● Work to be completed:
Copy every line of the following data that includes the string "ölçeklenebilir".

--- begin ---

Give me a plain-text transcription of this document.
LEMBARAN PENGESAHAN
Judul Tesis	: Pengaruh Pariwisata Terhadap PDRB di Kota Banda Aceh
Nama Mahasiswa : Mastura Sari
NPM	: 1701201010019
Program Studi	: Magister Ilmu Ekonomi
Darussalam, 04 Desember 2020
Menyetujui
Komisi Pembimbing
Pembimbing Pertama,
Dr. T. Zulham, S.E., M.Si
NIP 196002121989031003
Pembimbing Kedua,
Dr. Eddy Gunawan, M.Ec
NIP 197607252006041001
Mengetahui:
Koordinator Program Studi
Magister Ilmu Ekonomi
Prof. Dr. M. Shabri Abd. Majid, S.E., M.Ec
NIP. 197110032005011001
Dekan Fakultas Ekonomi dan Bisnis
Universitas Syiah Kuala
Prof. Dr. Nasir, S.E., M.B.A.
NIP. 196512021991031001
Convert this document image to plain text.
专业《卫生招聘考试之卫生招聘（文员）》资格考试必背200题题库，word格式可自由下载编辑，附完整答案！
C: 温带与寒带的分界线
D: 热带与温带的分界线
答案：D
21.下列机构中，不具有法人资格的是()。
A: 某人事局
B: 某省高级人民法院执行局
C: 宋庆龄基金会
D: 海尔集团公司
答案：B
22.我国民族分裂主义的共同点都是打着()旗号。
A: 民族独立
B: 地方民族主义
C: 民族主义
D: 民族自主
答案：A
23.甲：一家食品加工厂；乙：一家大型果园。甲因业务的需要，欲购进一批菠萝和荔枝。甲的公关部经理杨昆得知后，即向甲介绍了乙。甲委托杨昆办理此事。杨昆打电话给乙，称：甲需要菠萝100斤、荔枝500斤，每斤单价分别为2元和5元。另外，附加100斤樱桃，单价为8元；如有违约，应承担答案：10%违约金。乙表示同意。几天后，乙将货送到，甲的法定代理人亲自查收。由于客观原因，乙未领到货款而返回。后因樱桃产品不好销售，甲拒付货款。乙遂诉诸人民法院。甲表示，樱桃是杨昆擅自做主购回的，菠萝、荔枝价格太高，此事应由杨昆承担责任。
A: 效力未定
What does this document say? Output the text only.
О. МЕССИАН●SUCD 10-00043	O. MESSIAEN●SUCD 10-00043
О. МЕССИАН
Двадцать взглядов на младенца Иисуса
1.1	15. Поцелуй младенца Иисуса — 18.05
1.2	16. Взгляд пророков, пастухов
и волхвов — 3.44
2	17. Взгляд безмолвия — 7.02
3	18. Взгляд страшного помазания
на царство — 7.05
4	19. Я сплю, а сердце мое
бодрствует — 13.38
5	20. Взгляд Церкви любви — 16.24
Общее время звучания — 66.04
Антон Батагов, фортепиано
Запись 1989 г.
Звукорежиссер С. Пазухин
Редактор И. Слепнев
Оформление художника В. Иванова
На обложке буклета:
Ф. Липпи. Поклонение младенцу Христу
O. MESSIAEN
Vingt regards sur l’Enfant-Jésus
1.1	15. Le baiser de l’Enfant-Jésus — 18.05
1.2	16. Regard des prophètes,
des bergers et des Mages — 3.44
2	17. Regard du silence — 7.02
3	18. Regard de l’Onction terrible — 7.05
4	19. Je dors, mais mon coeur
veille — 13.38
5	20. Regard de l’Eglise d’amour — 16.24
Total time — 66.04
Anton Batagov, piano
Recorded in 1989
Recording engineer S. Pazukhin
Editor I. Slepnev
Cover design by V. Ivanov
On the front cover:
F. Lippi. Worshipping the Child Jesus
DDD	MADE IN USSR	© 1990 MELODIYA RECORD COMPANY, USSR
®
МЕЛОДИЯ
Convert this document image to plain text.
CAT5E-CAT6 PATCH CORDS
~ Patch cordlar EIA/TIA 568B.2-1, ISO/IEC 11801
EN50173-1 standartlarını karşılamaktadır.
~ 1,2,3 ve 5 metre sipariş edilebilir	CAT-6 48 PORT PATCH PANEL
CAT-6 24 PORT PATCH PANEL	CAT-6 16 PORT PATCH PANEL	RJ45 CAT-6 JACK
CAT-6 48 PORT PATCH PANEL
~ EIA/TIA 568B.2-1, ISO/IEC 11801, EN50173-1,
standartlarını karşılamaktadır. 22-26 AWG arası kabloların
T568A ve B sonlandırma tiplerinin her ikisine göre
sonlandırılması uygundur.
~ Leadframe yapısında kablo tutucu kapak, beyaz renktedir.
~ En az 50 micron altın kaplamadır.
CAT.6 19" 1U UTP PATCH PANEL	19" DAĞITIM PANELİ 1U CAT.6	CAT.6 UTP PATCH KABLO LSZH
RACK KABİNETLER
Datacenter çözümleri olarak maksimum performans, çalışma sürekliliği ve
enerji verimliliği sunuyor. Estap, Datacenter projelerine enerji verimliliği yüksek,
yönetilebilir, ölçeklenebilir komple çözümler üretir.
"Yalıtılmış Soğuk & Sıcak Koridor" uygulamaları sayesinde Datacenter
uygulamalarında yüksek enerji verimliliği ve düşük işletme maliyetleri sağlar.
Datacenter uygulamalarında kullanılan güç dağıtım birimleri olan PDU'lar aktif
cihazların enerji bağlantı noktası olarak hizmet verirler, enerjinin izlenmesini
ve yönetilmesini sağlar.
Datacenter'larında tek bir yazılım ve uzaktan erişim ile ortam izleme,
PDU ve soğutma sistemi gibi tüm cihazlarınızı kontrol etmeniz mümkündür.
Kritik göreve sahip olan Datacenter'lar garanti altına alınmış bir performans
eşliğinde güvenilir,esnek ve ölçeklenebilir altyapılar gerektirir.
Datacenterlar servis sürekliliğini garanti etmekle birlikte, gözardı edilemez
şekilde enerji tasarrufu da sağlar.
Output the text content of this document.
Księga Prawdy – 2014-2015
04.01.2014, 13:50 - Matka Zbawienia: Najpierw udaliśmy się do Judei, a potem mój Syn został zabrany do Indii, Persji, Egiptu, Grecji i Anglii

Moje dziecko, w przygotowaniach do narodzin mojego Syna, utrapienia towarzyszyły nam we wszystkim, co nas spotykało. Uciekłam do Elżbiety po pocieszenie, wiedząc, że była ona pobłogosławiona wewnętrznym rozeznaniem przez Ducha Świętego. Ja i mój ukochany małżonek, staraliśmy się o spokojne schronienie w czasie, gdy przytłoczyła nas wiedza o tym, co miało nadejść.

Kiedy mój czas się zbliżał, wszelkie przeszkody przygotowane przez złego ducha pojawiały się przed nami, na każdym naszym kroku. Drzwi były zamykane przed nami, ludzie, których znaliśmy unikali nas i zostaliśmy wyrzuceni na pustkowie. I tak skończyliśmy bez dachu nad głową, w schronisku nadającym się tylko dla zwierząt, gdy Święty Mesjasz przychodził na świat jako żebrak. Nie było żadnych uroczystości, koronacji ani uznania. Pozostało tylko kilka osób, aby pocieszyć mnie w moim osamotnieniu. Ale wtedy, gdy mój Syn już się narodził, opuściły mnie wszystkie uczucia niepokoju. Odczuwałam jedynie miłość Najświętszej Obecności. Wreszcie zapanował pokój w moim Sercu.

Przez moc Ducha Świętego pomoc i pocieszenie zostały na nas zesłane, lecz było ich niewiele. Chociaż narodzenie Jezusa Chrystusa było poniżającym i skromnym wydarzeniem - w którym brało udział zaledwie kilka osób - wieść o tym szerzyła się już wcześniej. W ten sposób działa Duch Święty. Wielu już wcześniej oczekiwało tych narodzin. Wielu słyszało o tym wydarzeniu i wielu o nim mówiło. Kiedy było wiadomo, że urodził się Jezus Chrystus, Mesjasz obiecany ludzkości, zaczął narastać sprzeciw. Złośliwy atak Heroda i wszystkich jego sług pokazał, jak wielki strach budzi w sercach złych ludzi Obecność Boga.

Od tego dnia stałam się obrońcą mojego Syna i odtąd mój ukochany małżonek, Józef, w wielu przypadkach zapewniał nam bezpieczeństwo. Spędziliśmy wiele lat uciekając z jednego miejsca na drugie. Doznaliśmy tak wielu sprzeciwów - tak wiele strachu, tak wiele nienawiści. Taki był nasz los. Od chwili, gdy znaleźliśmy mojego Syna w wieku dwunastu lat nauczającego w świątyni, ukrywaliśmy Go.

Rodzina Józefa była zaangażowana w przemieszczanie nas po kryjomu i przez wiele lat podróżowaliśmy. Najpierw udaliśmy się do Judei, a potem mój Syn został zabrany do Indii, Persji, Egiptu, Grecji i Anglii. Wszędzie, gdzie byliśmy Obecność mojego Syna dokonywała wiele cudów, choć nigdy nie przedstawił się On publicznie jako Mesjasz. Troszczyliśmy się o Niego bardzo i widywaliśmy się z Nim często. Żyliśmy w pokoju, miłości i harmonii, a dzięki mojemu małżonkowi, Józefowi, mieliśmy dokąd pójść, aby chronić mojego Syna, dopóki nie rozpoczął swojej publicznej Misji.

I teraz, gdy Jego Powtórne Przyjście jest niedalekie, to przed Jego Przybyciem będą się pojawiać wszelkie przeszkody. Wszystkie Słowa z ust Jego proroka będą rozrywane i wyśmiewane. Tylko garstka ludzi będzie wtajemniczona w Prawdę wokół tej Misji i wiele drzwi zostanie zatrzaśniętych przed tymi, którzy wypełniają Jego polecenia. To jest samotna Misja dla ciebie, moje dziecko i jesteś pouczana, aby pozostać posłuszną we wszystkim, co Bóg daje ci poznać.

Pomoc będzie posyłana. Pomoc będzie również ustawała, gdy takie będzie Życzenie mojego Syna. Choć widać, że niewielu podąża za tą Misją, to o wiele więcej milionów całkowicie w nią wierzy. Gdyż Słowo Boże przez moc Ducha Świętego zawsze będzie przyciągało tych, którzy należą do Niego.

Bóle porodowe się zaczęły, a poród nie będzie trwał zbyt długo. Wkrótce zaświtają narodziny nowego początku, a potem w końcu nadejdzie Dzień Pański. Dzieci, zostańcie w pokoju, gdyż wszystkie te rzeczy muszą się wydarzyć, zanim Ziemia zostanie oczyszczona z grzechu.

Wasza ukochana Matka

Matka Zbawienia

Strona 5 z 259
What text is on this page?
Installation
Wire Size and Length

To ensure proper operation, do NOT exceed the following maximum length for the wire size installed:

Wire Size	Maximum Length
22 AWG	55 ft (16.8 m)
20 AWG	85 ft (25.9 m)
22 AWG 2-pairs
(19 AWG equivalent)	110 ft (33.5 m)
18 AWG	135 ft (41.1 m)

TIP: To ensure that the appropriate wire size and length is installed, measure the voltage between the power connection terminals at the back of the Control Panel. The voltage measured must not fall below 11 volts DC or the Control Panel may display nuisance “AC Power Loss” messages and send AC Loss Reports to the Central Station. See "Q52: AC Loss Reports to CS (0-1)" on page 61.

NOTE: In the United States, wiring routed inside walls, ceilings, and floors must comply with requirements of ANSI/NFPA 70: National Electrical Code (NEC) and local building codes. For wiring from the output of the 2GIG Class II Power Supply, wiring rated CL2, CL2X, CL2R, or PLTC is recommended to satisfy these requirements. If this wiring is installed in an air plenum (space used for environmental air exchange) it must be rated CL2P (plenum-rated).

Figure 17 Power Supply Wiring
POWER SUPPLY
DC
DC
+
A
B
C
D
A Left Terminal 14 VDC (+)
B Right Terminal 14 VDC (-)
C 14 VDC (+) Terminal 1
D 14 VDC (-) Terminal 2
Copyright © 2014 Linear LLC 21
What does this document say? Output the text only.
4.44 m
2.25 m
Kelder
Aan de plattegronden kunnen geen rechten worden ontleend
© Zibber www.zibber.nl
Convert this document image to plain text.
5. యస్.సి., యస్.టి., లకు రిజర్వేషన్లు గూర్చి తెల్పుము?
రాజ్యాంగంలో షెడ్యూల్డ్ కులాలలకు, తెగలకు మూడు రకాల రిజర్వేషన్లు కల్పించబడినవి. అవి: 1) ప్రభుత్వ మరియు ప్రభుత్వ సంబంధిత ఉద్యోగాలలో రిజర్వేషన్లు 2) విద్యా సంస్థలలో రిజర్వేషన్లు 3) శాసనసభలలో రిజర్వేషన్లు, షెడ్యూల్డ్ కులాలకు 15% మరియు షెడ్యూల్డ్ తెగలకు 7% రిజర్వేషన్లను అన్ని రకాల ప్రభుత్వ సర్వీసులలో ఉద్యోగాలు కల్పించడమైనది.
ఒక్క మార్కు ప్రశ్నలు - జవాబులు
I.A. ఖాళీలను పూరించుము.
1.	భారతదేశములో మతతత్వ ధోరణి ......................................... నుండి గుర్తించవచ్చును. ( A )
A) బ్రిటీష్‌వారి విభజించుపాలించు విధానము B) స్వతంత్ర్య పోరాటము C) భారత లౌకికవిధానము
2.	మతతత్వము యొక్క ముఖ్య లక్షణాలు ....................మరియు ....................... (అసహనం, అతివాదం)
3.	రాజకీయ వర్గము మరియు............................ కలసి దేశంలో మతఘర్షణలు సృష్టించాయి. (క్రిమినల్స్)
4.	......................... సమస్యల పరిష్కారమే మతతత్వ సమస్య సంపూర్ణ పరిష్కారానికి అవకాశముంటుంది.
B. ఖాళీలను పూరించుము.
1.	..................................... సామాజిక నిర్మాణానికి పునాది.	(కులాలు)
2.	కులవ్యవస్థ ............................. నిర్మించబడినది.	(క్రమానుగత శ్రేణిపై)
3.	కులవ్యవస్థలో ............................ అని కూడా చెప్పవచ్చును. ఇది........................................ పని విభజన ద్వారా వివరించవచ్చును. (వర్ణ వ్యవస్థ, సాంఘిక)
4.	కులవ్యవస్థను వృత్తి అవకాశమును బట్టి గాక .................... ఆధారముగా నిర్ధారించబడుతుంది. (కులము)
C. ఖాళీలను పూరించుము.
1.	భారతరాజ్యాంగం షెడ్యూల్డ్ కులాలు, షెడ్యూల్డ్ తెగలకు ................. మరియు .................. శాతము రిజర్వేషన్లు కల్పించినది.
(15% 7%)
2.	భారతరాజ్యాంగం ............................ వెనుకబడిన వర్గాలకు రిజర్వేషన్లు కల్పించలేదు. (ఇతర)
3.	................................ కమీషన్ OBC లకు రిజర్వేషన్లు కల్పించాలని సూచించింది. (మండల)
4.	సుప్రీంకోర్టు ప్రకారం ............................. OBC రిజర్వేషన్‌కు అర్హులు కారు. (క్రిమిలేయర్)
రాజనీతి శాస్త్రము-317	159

--- end ---

● Reply:
yönetilebilir, ölçeklenebilir komple çözümler üretir.
eşliğinde güvenilir,esnek ve ölçeklenebilir altyapılar gerektirir.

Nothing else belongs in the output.